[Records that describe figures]
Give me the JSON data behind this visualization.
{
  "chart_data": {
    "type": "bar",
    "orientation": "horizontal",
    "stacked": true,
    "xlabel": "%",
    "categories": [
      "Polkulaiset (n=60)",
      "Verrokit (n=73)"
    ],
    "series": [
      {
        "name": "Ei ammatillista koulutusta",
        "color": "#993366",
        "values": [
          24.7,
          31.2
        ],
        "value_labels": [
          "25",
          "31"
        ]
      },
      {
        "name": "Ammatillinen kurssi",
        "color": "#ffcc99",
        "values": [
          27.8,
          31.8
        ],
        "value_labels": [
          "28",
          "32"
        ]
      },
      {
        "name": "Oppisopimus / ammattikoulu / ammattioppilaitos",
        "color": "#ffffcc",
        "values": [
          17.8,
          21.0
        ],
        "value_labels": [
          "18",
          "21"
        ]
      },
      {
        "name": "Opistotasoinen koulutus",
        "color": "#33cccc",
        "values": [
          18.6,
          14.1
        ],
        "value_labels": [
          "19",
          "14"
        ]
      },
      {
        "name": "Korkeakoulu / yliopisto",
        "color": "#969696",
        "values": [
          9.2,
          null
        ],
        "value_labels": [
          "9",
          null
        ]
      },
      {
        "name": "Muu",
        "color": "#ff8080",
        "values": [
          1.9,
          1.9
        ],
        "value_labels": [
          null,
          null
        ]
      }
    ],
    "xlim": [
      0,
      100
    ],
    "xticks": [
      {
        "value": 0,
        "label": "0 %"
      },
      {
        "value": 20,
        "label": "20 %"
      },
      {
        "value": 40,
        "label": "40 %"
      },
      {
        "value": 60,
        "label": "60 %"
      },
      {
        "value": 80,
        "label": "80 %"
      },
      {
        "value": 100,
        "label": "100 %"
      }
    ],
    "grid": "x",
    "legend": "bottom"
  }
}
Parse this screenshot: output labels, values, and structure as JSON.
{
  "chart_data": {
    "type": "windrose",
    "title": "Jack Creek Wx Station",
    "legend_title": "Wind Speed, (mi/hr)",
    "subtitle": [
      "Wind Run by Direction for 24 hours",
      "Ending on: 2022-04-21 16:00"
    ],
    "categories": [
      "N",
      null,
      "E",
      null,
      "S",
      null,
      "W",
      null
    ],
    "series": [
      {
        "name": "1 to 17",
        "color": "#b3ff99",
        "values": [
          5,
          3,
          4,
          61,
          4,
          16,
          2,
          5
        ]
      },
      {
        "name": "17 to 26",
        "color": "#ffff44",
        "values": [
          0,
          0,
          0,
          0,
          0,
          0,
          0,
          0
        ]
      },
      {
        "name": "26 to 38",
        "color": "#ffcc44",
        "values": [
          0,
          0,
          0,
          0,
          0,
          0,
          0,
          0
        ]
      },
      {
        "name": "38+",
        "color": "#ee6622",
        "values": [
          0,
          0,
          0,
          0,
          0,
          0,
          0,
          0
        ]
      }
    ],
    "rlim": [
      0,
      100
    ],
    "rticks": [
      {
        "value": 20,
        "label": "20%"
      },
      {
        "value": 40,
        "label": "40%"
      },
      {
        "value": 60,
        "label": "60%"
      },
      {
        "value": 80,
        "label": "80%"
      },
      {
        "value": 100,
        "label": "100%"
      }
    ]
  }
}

■ **Short exercise**: Produce an exact copy of every entry above.

■ **Answer to this problem**:
Give me the JSON data behind this visualization.
{
  "chart_data": {
    "type": "bar",
    "orientation": "horizontal",
    "stacked": true,
    "xlabel": "%",
    "categories": [
      "Polkulaiset (n=60)",
      "Verrokit (n=73)"
    ],
    "series": [
      {
        "name": "Ei ammatillista koulutusta",
        "color": "#993366",
        "values": [
          24.7,
          31.2
        ],
        "value_labels": [
          "25",
          "31"
        ]
      },
      {
        "name": "Ammatillinen kurssi",
        "color": "#ffcc99",
        "values": [
          27.8,
          31.8
        ],
        "value_labels": [
          "28",
          "32"
        ]
      },
      {
        "name": "Oppisopimus / ammattikoulu / ammattioppilaitos",
        "color": "#ffffcc",
        "values": [
          17.8,
          21.0
        ],
        "value_labels": [
          "18",
          "21"
        ]
      },
      {
        "name": "Opistotasoinen koulutus",
        "color": "#33cccc",
        "values": [
          18.6,
          14.1
        ],
        "value_labels": [
          "19",
          "14"
        ]
      },
      {
        "name": "Korkeakoulu / yliopisto",
        "color": "#969696",
        "values": [
          9.2,
          null
        ],
        "value_labels": [
          "9",
          null
        ]
      },
      {
        "name": "Muu",
        "color": "#ff8080",
        "values": [
          1.9,
          1.9
        ],
        "value_labels": [
          null,
          null
        ]
      }
    ],
    "xlim": [
      0,
      100
    ],
    "xticks": [
      {
        "value": 0,
        "label": "0 %"
      },
      {
        "value": 20,
        "label": "20 %"
      },
      {
        "value": 40,
        "label": "40 %"
      },
      {
        "value": 60,
        "label": "60 %"
      },
      {
        "value": 80,
        "label": "80 %"
      },
      {
        "value": 100,
        "label": "100 %"
      }
    ],
    "grid": "x",
    "legend": "bottom"
  }
}
Parse this screenshot: output labels, values, and structure as JSON.
{
  "chart_data": {
    "type": "windrose",
    "title": "Jack Creek Wx Station",
    "legend_title": "Wind Speed, (mi/hr)",
    "subtitle": [
      "Wind Run by Direction for 24 hours",
      "Ending on: 2022-04-21 16:00"
    ],
    "categories": [
      "N",
      null,
      "E",
      null,
      "S",
      null,
      "W",
      null
    ],
    "series": [
      {
        "name": "1 to 17",
        "color": "#b3ff99",
        "values": [
          5,
          3,
          4,
          61,
          4,
          16,
          2,
          5
        ]
      },
      {
        "name": "17 to 26",
        "color": "#ffff44",
        "values": [
          0,
          0,
          0,
          0,
          0,
          0,
          0,
          0
        ]
      },
      {
        "name": "26 to 38",
        "color": "#ffcc44",
        "values": [
          0,
          0,
          0,
          0,
          0,
          0,
          0,
          0
        ]
      },
      {
        "name": "38+",
        "color": "#ee6622",
        "values": [
          0,
          0,
          0,
          0,
          0,
          0,
          0,
          0
        ]
      }
    ],
    "rlim": [
      0,
      100
    ],
    "rticks": [
      {
        "value": 20,
        "label": "20%"
      },
      {
        "value": 40,
        "label": "40%"
      },
      {
        "value": 60,
        "label": "60%"
      },
      {
        "value": 80,
        "label": "80%"
      },
      {
        "value": 100,
        "label": "100%"
      }
    ]
  }
}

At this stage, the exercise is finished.